Copy every line that mentions the word "Optics".
Start INPUT RECORDS
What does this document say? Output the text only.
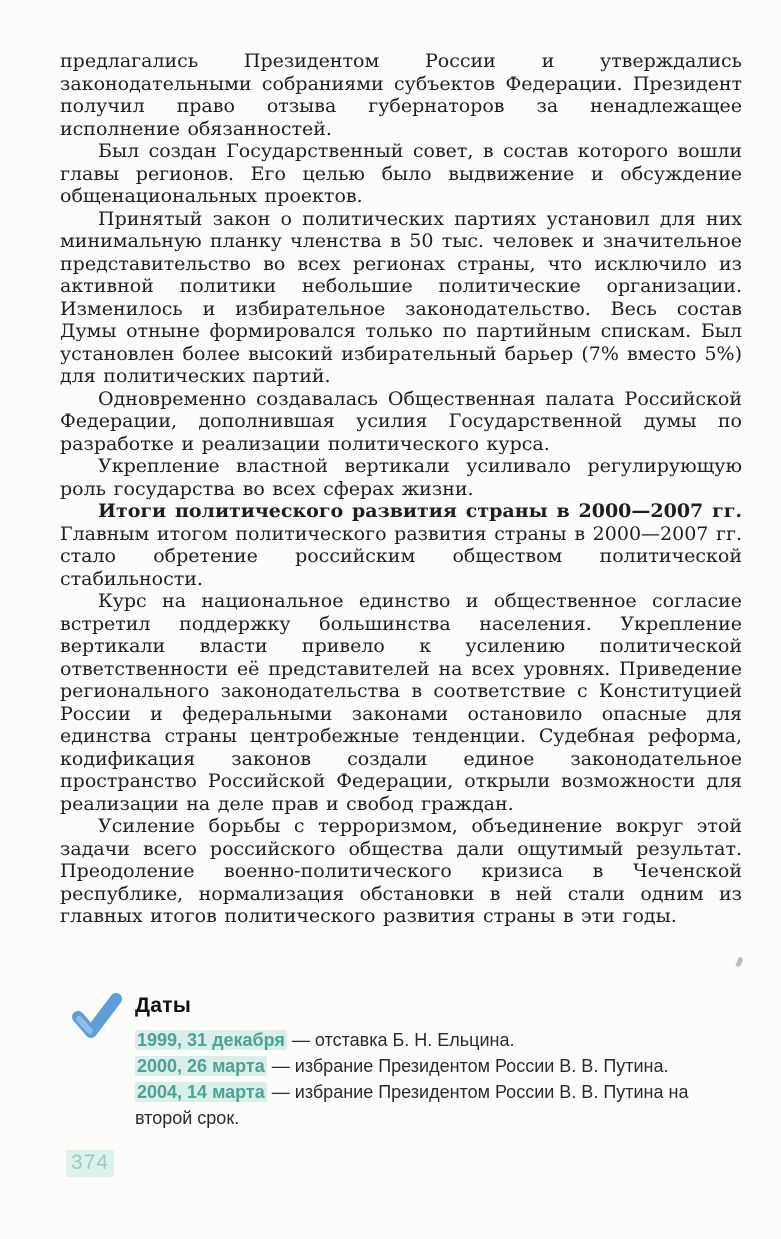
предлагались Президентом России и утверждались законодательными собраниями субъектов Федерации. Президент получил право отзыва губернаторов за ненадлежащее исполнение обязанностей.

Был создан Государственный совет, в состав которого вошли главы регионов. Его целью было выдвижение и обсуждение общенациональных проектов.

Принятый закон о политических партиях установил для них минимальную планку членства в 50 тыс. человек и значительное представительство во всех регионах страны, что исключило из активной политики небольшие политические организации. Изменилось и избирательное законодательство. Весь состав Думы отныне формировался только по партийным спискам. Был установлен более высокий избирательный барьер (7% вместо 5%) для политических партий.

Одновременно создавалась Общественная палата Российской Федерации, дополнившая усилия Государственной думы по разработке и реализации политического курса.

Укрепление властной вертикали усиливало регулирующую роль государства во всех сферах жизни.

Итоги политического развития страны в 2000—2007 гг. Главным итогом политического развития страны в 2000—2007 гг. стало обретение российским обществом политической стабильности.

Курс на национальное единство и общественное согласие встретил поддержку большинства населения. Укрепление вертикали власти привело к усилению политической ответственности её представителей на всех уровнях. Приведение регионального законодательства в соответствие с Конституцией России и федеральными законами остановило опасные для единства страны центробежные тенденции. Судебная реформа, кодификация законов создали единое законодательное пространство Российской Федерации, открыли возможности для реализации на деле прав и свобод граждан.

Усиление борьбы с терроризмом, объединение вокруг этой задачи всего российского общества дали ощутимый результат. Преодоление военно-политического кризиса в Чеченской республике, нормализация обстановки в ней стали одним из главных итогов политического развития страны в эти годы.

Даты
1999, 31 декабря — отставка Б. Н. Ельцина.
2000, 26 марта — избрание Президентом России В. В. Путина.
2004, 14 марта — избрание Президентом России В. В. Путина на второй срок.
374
End INPUT RECORDS
Start INPUT RECORDS
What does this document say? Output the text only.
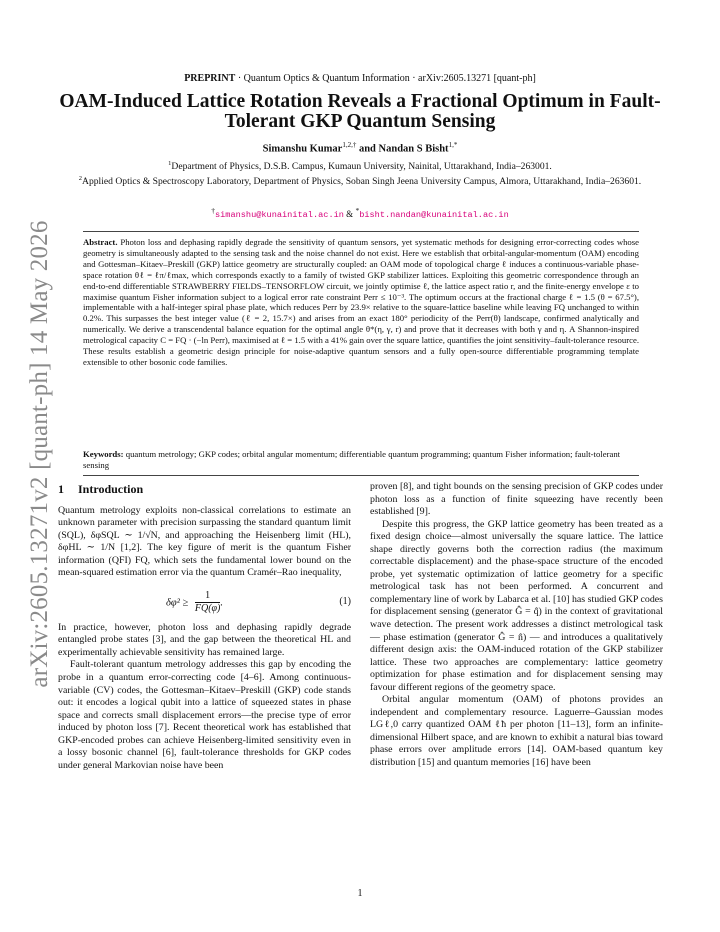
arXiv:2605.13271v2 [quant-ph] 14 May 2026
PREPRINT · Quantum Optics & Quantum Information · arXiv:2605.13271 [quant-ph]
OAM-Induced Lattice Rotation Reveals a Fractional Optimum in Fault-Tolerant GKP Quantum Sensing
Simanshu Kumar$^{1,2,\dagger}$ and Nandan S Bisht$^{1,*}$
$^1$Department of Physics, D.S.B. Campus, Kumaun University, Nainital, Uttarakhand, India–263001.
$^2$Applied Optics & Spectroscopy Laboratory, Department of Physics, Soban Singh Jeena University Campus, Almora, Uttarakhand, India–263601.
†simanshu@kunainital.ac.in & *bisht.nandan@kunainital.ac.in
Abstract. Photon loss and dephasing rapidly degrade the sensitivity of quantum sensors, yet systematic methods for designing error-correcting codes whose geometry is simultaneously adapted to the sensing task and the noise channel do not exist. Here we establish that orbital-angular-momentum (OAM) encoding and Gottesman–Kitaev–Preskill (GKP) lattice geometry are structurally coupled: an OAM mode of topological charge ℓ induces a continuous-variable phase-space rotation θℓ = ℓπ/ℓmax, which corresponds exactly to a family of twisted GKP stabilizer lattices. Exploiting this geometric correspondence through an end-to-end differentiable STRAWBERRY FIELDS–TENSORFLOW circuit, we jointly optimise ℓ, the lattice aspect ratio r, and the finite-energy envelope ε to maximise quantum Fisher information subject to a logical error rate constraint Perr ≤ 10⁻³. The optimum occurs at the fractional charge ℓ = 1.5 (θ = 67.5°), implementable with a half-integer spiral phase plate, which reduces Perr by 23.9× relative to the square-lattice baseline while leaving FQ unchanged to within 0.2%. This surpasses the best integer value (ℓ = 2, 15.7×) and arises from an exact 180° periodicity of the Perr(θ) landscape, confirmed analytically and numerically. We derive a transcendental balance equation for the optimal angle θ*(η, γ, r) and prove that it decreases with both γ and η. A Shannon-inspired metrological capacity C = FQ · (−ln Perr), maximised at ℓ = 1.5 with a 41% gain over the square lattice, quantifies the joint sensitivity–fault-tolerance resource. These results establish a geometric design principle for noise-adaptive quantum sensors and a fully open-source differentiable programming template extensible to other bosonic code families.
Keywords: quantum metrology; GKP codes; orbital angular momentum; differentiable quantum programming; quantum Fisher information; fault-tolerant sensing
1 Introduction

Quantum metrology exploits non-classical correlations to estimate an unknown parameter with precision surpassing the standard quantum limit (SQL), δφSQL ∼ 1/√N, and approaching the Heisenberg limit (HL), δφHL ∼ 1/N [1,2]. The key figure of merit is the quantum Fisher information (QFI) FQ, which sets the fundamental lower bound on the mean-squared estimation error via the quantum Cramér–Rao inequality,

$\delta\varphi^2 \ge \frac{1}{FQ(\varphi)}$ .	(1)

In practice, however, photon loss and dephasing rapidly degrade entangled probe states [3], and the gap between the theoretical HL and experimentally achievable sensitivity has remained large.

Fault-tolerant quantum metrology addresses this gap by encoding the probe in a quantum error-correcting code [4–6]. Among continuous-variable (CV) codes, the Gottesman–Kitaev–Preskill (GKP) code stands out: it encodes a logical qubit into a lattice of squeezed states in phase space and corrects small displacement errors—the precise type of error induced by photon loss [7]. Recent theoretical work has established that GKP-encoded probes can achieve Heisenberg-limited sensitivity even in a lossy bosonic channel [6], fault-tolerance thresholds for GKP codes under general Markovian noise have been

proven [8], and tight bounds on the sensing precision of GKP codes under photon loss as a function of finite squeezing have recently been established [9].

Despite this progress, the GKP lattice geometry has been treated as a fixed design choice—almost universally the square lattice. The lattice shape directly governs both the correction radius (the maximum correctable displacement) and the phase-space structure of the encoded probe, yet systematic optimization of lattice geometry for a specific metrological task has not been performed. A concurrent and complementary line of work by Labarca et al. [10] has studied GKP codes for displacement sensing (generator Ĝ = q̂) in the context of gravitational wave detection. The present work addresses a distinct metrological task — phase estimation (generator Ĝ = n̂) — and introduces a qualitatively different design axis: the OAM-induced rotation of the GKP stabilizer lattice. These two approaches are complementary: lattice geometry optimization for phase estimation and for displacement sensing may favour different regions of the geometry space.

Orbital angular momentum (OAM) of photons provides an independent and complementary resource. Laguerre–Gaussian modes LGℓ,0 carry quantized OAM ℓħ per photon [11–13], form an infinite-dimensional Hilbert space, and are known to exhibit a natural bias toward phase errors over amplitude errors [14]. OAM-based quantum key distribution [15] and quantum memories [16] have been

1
End INPUT RECORDS
§ RIGHT ANSWER
PREPRINT · Quantum Optics & Quantum Information · arXiv:2605.13271 [quant-ph]
$^2$Applied Optics & Spectroscopy Laboratory, Department of Physics, Soban Singh Jeena University Campus, Almora, Uttarakhand, India–263601.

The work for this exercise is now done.